#### What is being asked:
Count every line that holds the string "Número", and report the number alone.

#### Information supplied:
---*---

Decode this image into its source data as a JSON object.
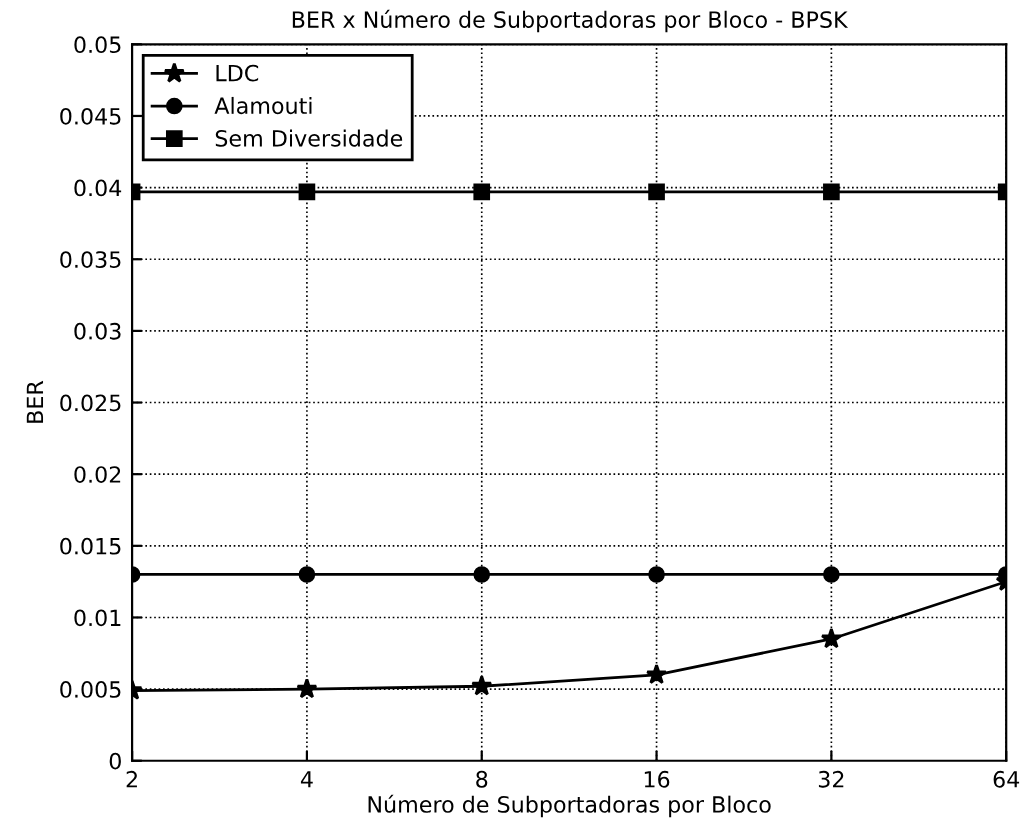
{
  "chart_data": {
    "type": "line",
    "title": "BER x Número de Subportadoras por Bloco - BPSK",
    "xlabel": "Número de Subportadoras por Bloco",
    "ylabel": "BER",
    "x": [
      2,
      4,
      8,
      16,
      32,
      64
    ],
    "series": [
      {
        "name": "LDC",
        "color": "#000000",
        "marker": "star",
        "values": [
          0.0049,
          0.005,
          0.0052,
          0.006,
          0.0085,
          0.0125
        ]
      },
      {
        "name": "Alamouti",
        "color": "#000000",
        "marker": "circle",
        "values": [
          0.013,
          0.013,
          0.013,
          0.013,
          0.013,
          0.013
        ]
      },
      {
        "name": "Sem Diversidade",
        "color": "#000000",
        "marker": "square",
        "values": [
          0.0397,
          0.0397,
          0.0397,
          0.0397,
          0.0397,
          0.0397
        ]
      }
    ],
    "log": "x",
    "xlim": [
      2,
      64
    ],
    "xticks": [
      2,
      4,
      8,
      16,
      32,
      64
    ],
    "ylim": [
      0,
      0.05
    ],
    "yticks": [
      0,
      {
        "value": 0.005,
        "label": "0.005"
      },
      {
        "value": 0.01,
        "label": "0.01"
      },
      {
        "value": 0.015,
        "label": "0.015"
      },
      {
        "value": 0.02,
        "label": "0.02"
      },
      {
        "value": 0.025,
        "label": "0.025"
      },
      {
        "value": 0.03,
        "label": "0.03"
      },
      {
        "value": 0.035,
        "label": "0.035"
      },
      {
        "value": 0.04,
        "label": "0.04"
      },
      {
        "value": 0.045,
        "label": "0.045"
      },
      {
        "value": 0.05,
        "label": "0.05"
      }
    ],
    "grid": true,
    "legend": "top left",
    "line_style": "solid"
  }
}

---*---

#### Output of the task:
2